**REQUIRED TASK**
Output the full listing below exactly, without the pictures.

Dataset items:
══════════════════════════════

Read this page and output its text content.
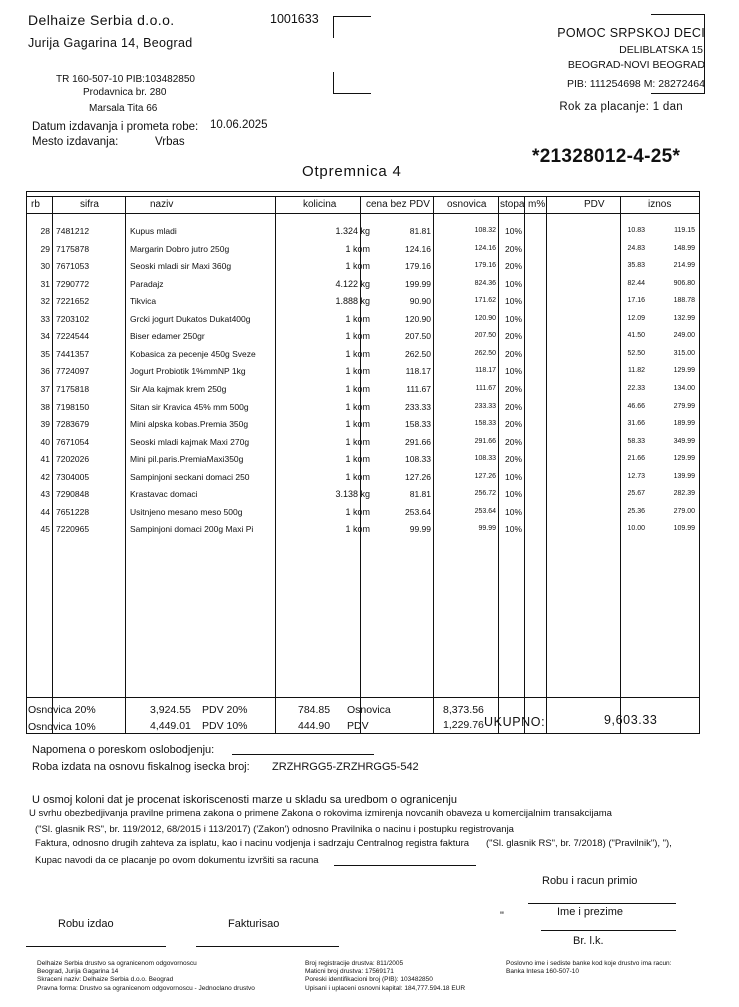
Delhaize Serbia d.o.o.
Jurija Gagarina 14, Beograd
1001633
TR 160-507-10 PIB:103482850
Prodavnica br. 280
Marsala Tita 66
Datum izdavanja i prometa robe: 10.06.2025
Mesto izdavanja:	Vrbas
POMOC SRPSKOJ DECI
DELIBLATSKA 15
BEOGRAD-NOVI BEOGRAD
PIB: 111254698 M: 28272464
Rok za placanje: 1 dan
*21328012-4-25*
Otpremnica 4
rb	sifra	naziv	kolicina	cena bez PDV osnovica stopa m%	PDV	iznos
28 7481212	Kupus mladi	1.324 kg	81.81	108.32 10%	10.83	119.15
29 7175878	Margarin Dobro jutro 250g	1 kom	124.16	124.16 20%	24.83	148.99
30 7671053	Seoski mladi sir Maxi 360g	1 kom	179.16	179.16 20%	35.83	214.99
31 7290772	Paradajz	4.122 kg	199.99	824.36 10%	82.44	906.80
32 7221652	Tikvica	1.888 kg	90.90	171.62 10%	17.16	188.78
33 7203102	Grcki jogurt Dukatos Dukat400g	1 kom	120.90	120.90 10%	12.09	132.99
34 7224544	Biser edamer 250gr	1 kom	207.50	207.50 20%	41.50	249.00
35 7441357	Kobasica za pecenje 450g Sveze	1 kom	262.50	262.50 20%	52.50	315.00
36 7724097	Jogurt Probiotik 1%mmNP 1kg	1 kom	118.17	118.17 10%	11.82	129.99
37 7175818	Sir Ala kajmak krem 250g	1 kom	111.67	111.67 20%	22.33	134.00
38 7198150	Sitan sir Kravica 45% mm 500g	1 kom	233.33	233.33 20%	46.66	279.99
39 7283679	Mini alpska kobas.Premia 350g	1 kom	158.33	158.33 20%	31.66	189.99
40 7671054	Seoski mladi kajmak Maxi 270g	1 kom	291.66	291.66 20%	58.33	349.99
41 7202026	Mini pil.paris.PremiaMaxi350g	1 kom	108.33	108.33 20%	21.66	129.99
42 7304005	Sampinjoni seckani domaci 250	1 kom	127.26	127.26 10%	12.73	139.99
43 7290848	Krastavac domaci	3.138 kg	81.81	256.72 10%	25.67	282.39
44 7651228	Usitnjeno mesano meso 500g	1 kom	253.64	253.64 10%	25.36	279.00
45 7220965	Sampinjoni domaci 200g Maxi Pi	1 kom	99.99	99.99 10%	10.00	109.99
Osnovica 20%	3,924.55 PDV 20%	784.85 Osnovica	8,373.56
Osnovica 10%	4,449.01 PDV 10%	444.90 PDV	1,229.76 UKUPNO:	9,603.33
Napomena o poreskom oslobodjenju:
Roba izdata na osnovu fiskalnog isecka broj: ZRZHRGG5-ZRZHRGG5-542
U osmoj koloni dat je procenat iskoriscenosti marze u skladu sa uredbom o ogranicenju
U svrhu obezbedjivanja pravilne primena zakona o primene Zakona o rokovima izmirenja novcanih obaveza u komercijalnim transakcijama
("Sl. glasnik RS", br. 119/2012, 68/2015 i 113/2017) ('Zakon') odnosno Pravilnika o nacinu i postupku registrovanja
Faktura, odnosno drugih zahteva za isplatu, kao i nacinu vodjenja i sadrzaju Centralnog registra faktura ("Sl. glasnik RS", br. 7/2018) ("Pravilnik"), "),
Kupac navodi da ce placanje po ovom dokumentu izvršiti sa racuna
Robu i racun primio
Ime i prezime
Br. l.k.
"
Robu izdao	Fakturisao
Delhaize Serbia drustvo sa ogranicenom odgovornoscu
Beograd, Jurija Gagarina 14
Skraceni naziv: Delhaize Serbia d.o.o. Beograd
Pravna forma: Drustvo sa ogranicenom odgovornoscu - Jednoclano drustvo
Broj registracije drustva: 811/2005
Maticni broj drustva: 17569171
Poreski identifikacioni broj (PIB): 103482850
Upisani i uplaceni osnovni kapital: 184,777.594.18 EUR
Poslovno ime i sediste banke kod koje drustvo ima racun:
Banka Intesa 160-507-10
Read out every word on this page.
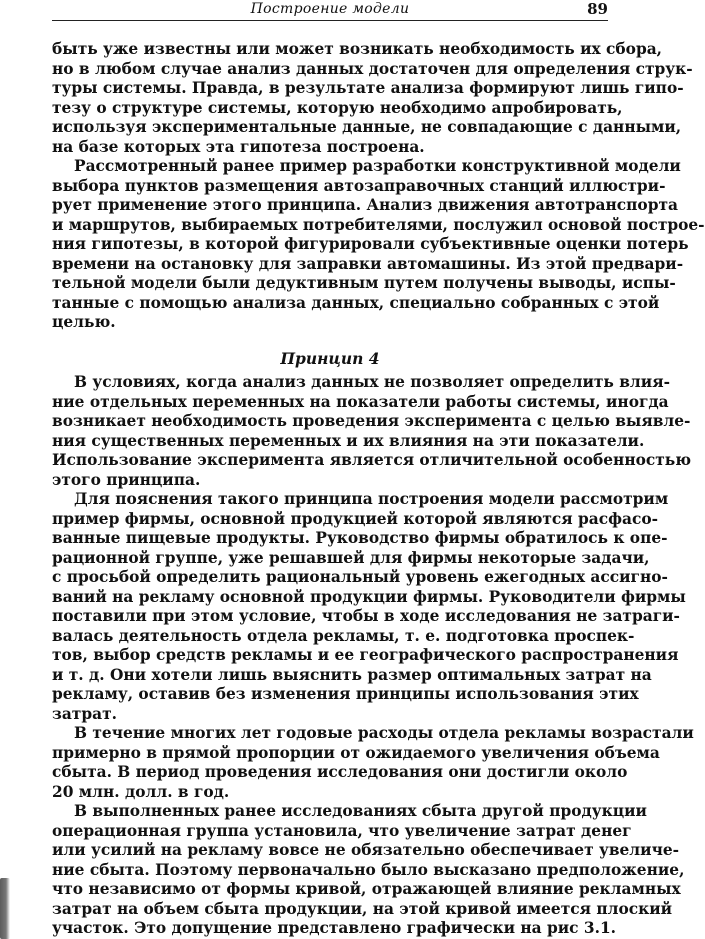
Построение модели	89
быть уже известны или может возникать необходимость их сбора,
но в любом случае анализ данных достаточен для определения струк-
туры системы. Правда, в результате анализа формируют лишь гипо-
тезу о структуре системы, которую необходимо апробировать,
используя экспериментальные данные, не совпадающие с данными,
на базе которых эта гипотеза построена.
Рассмотренный ранее пример разработки конструктивной модели
выбора пунктов размещения автозаправочных станций иллюстри-
рует применение этого принципа. Анализ движения автотранспорта
и маршрутов, выбираемых потребителями, послужил основой построе-
ния гипотезы, в которой фигурировали субъективные оценки потерь
времени на остановку для заправки автомашины. Из этой предвари-
тельной модели были дедуктивным путем получены выводы, испы-
танные с помощью анализа данных, специально собранных с этой
целью.
Принцип 4
В условиях, когда анализ данных не позволяет определить влия-
ние отдельных переменных на показатели работы системы, иногда
возникает необходимость проведения эксперимента с целью выявле-
ния существенных переменных и их влияния на эти показатели.
Использование эксперимента является отличительной особенностью
этого принципа.
Для пояснения такого принципа построения модели рассмотрим
пример фирмы, основной продукцией которой являются расфасо-
ванные пищевые продукты. Руководство фирмы обратилось к опе-
рационной группе, уже решавшей для фирмы некоторые задачи,
с просьбой определить рациональный уровень ежегодных ассигно-
ваний на рекламу основной продукции фирмы. Руководители фирмы
поставили при этом условие, чтобы в ходе исследования не затраги-
валась деятельность отдела рекламы, т. е. подготовка проспек-
тов, выбор средств рекламы и ее географического распространения
и т. д. Они хотели лишь выяснить размер оптимальных затрат на
рекламу, оставив без изменения принципы использования этих
затрат.
В течение многих лет годовые расходы отдела рекламы возрастали
примерно в прямой пропорции от ожидаемого увеличения объема
сбыта. В период проведения исследования они достигли около
20 млн. долл. в год.
В выполненных ранее исследованиях сбыта другой продукции
операционная группа установила, что увеличение затрат денег
или усилий на рекламу вовсе не обязательно обеспечивает увеличе-
ние сбыта. Поэтому первоначально было высказано предположение,
что независимо от формы кривой, отражающей влияние рекламных
затрат на объем сбыта продукции, на этой кривой имеется плоский
участок. Это допущение представлено графически на рис 3.1.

══════════════════════════════

**RIGHT ANSWER**
Read this page and output its text content.
Delhaize Serbia d.o.o.
Jurija Gagarina 14, Beograd
1001633
TR 160-507-10 PIB:103482850
Prodavnica br. 280
Marsala Tita 66
Datum izdavanja i prometa robe: 10.06.2025
Mesto izdavanja:	Vrbas
POMOC SRPSKOJ DECI
DELIBLATSKA 15
BEOGRAD-NOVI BEOGRAD
PIB: 111254698 M: 28272464
Rok za placanje: 1 dan
*21328012-4-25*
Otpremnica 4
rb	sifra	naziv	kolicina	cena bez PDV osnovica stopa m%	PDV	iznos
28 7481212	Kupus mladi	1.324 kg	81.81	108.32 10%	10.83	119.15
29 7175878	Margarin Dobro jutro 250g	1 kom	124.16	124.16 20%	24.83	148.99
30 7671053	Seoski mladi sir Maxi 360g	1 kom	179.16	179.16 20%	35.83	214.99
31 7290772	Paradajz	4.122 kg	199.99	824.36 10%	82.44	906.80
32 7221652	Tikvica	1.888 kg	90.90	171.62 10%	17.16	188.78
33 7203102	Grcki jogurt Dukatos Dukat400g	1 kom	120.90	120.90 10%	12.09	132.99
34 7224544	Biser edamer 250gr	1 kom	207.50	207.50 20%	41.50	249.00
35 7441357	Kobasica za pecenje 450g Sveze	1 kom	262.50	262.50 20%	52.50	315.00
36 7724097	Jogurt Probiotik 1%mmNP 1kg	1 kom	118.17	118.17 10%	11.82	129.99
37 7175818	Sir Ala kajmak krem 250g	1 kom	111.67	111.67 20%	22.33	134.00
38 7198150	Sitan sir Kravica 45% mm 500g	1 kom	233.33	233.33 20%	46.66	279.99
39 7283679	Mini alpska kobas.Premia 350g	1 kom	158.33	158.33 20%	31.66	189.99
40 7671054	Seoski mladi kajmak Maxi 270g	1 kom	291.66	291.66 20%	58.33	349.99
41 7202026	Mini pil.paris.PremiaMaxi350g	1 kom	108.33	108.33 20%	21.66	129.99
42 7304005	Sampinjoni seckani domaci 250	1 kom	127.26	127.26 10%	12.73	139.99
43 7290848	Krastavac domaci	3.138 kg	81.81	256.72 10%	25.67	282.39
44 7651228	Usitnjeno mesano meso 500g	1 kom	253.64	253.64 10%	25.36	279.00
45 7220965	Sampinjoni domaci 200g Maxi Pi	1 kom	99.99	99.99 10%	10.00	109.99
Osnovica 20%	3,924.55 PDV 20%	784.85 Osnovica	8,373.56
Osnovica 10%	4,449.01 PDV 10%	444.90 PDV	1,229.76 UKUPNO:	9,603.33
Napomena o poreskom oslobodjenju:
Roba izdata na osnovu fiskalnog isecka broj: ZRZHRGG5-ZRZHRGG5-542
U osmoj koloni dat je procenat iskoriscenosti marze u skladu sa uredbom o ogranicenju
U svrhu obezbedjivanja pravilne primena zakona o primene Zakona o rokovima izmirenja novcanih obaveza u komercijalnim transakcijama
("Sl. glasnik RS", br. 119/2012, 68/2015 i 113/2017) ('Zakon') odnosno Pravilnika o nacinu i postupku registrovanja
Faktura, odnosno drugih zahteva za isplatu, kao i nacinu vodjenja i sadrzaju Centralnog registra faktura ("Sl. glasnik RS", br. 7/2018) ("Pravilnik"), "),
Kupac navodi da ce placanje po ovom dokumentu izvršiti sa racuna
Robu i racun primio
Ime i prezime
Br. l.k.
"
Robu izdao	Fakturisao
Delhaize Serbia drustvo sa ogranicenom odgovornoscu
Beograd, Jurija Gagarina 14
Skraceni naziv: Delhaize Serbia d.o.o. Beograd
Pravna forma: Drustvo sa ogranicenom odgovornoscu - Jednoclano drustvo
Broj registracije drustva: 811/2005
Maticni broj drustva: 17569171
Poreski identifikacioni broj (PIB): 103482850
Upisani i uplaceni osnovni kapital: 184,777.594.18 EUR
Poslovno ime i sediste banke kod koje drustvo ima racun:
Banka Intesa 160-507-10
Read out every word on this page.
Построение модели	89
быть уже известны или может возникать необходимость их сбора,
но в любом случае анализ данных достаточен для определения струк-
туры системы. Правда, в результате анализа формируют лишь гипо-
тезу о структуре системы, которую необходимо апробировать,
используя экспериментальные данные, не совпадающие с данными,
на базе которых эта гипотеза построена.
Рассмотренный ранее пример разработки конструктивной модели
выбора пунктов размещения автозаправочных станций иллюстри-
рует применение этого принципа. Анализ движения автотранспорта
и маршрутов, выбираемых потребителями, послужил основой построе-
ния гипотезы, в которой фигурировали субъективные оценки потерь
времени на остановку для заправки автомашины. Из этой предвари-
тельной модели были дедуктивным путем получены выводы, испы-
танные с помощью анализа данных, специально собранных с этой
целью.
Принцип 4
В условиях, когда анализ данных не позволяет определить влия-
ние отдельных переменных на показатели работы системы, иногда
возникает необходимость проведения эксперимента с целью выявле-
ния существенных переменных и их влияния на эти показатели.
Использование эксперимента является отличительной особенностью
этого принципа.
Для пояснения такого принципа построения модели рассмотрим
пример фирмы, основной продукцией которой являются расфасо-
ванные пищевые продукты. Руководство фирмы обратилось к опе-
рационной группе, уже решавшей для фирмы некоторые задачи,
с просьбой определить рациональный уровень ежегодных ассигно-
ваний на рекламу основной продукции фирмы. Руководители фирмы
поставили при этом условие, чтобы в ходе исследования не затраги-
валась деятельность отдела рекламы, т. е. подготовка проспек-
тов, выбор средств рекламы и ее географического распространения
и т. д. Они хотели лишь выяснить размер оптимальных затрат на
рекламу, оставив без изменения принципы использования этих
затрат.
В течение многих лет годовые расходы отдела рекламы возрастали
примерно в прямой пропорции от ожидаемого увеличения объема
сбыта. В период проведения исследования они достигли около
20 млн. долл. в год.
В выполненных ранее исследованиях сбыта другой продукции
операционная группа установила, что увеличение затрат денег
или усилий на рекламу вовсе не обязательно обеспечивает увеличе-
ние сбыта. Поэтому первоначально было высказано предположение,
что независимо от формы кривой, отражающей влияние рекламных
затрат на объем сбыта продукции, на этой кривой имеется плоский
участок. Это допущение представлено графически на рис 3.1.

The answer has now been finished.